Please give the count of lines holding the string "HINNISDAELS" and nothing besides.
** START Task data **
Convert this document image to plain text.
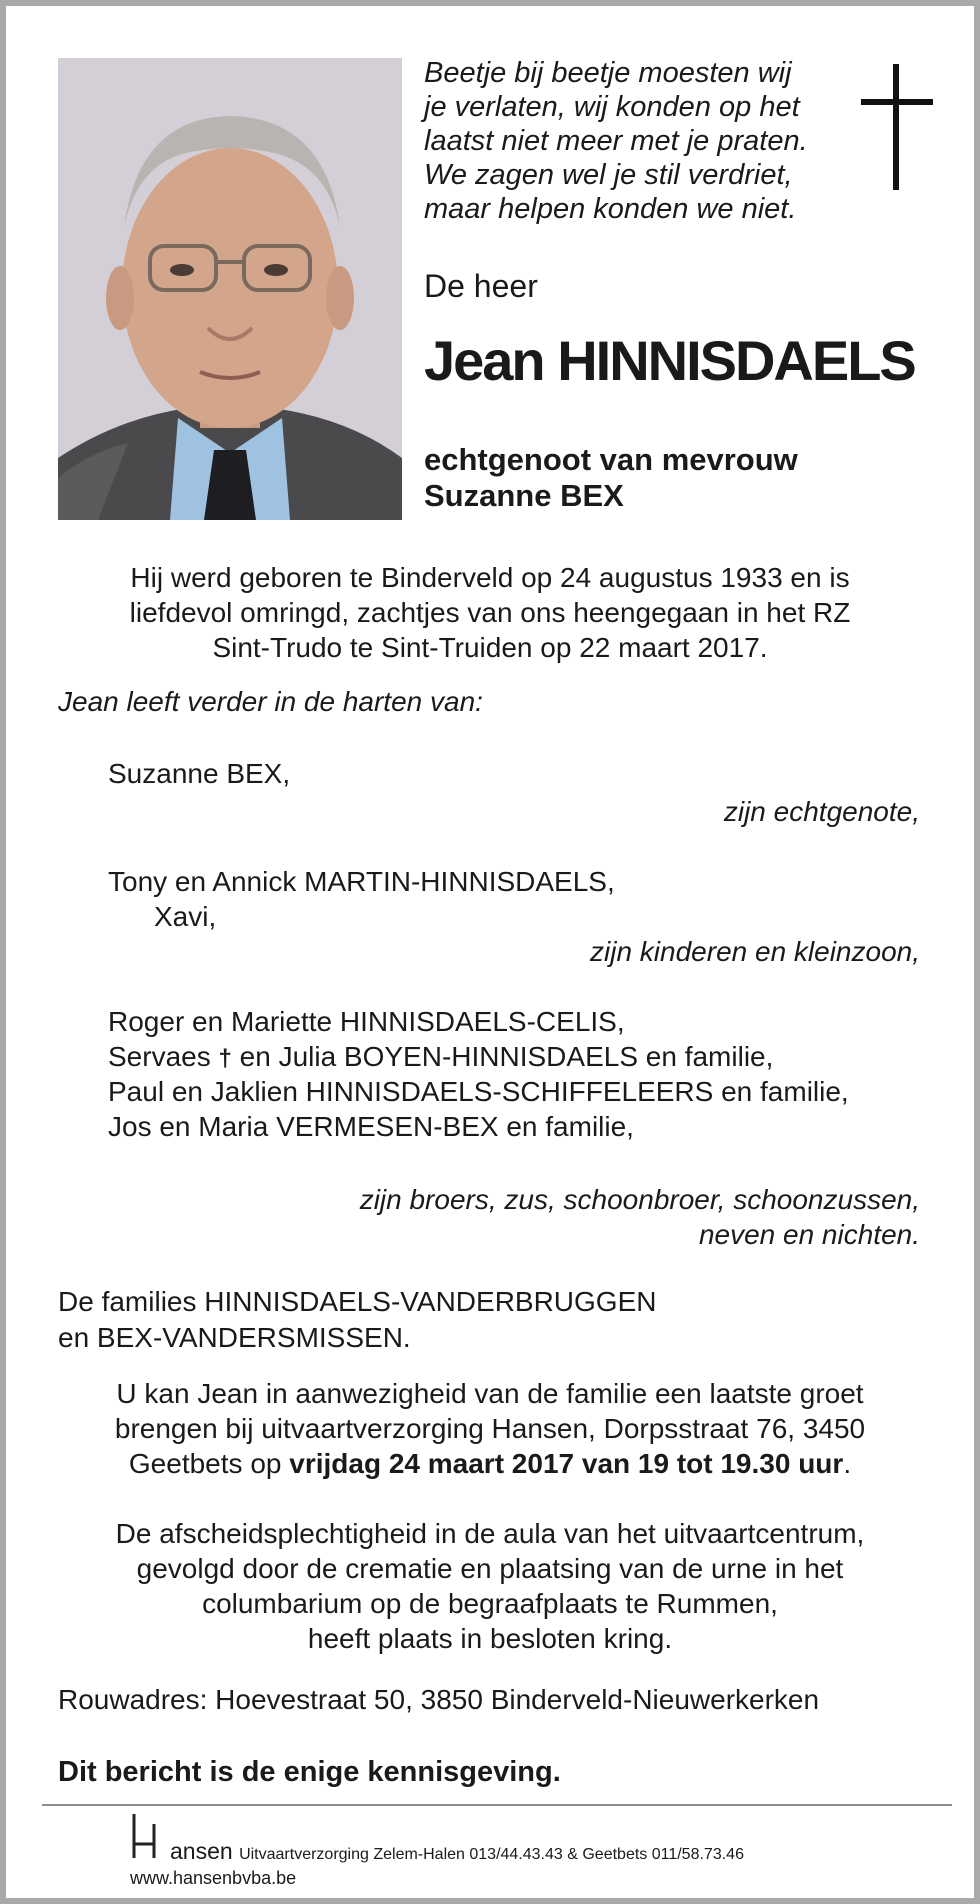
Beetje bij beetje moesten wij
je verlaten, wij konden op het
laatst niet meer met je praten.
We zagen wel je stil verdriet,
maar helpen konden we niet.
De heer
Jean HINNISDAELS
echtgenoot van mevrouw
Suzanne BEX
Hij werd geboren te Binderveld op 24 augustus 1933 en is
liefdevol omringd, zachtjes van ons heengegaan in het RZ
Sint-Trudo te Sint-Truiden op 22 maart 2017.
Jean leeft verder in de harten van:
Suzanne BEX,
zijn echtgenote,
Tony en Annick MARTIN-HINNISDAELS,
Xavi,
zijn kinderen en kleinzoon,
Roger en Mariette HINNISDAELS-CELIS,
Servaes † en Julia BOYEN-HINNISDAELS en familie,
Paul en Jaklien HINNISDAELS-SCHIFFELEERS en familie,
Jos en Maria VERMESEN-BEX en familie,
zijn broers, zus, schoonbroer, schoonzussen,
neven en nichten.
De families HINNISDAELS-VANDERBRUGGEN
en BEX-VANDERSMISSEN.
U kan Jean in aanwezigheid van de familie een laatste groet
brengen bij uitvaartverzorging Hansen, Dorpsstraat 76, 3450
Geetbets op vrijdag 24 maart 2017 van 19 tot 19.30 uur.
De afscheidsplechtigheid in de aula van het uitvaartcentrum,
gevolgd door de crematie en plaatsing van de urne in het
columbarium op de begraafplaats te Rummen,
heeft plaats in besloten kring.
Rouwadres: Hoevestraat 50, 3850 Binderveld-Nieuwerkerken
Dit bericht is de enige kennisgeving.
ansen Uitvaartverzorging Zelem-Halen 013/44.43.43 & Geetbets 011/58.73.46
www.hansenbvba.be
** END Task data **
→ **Final result**
6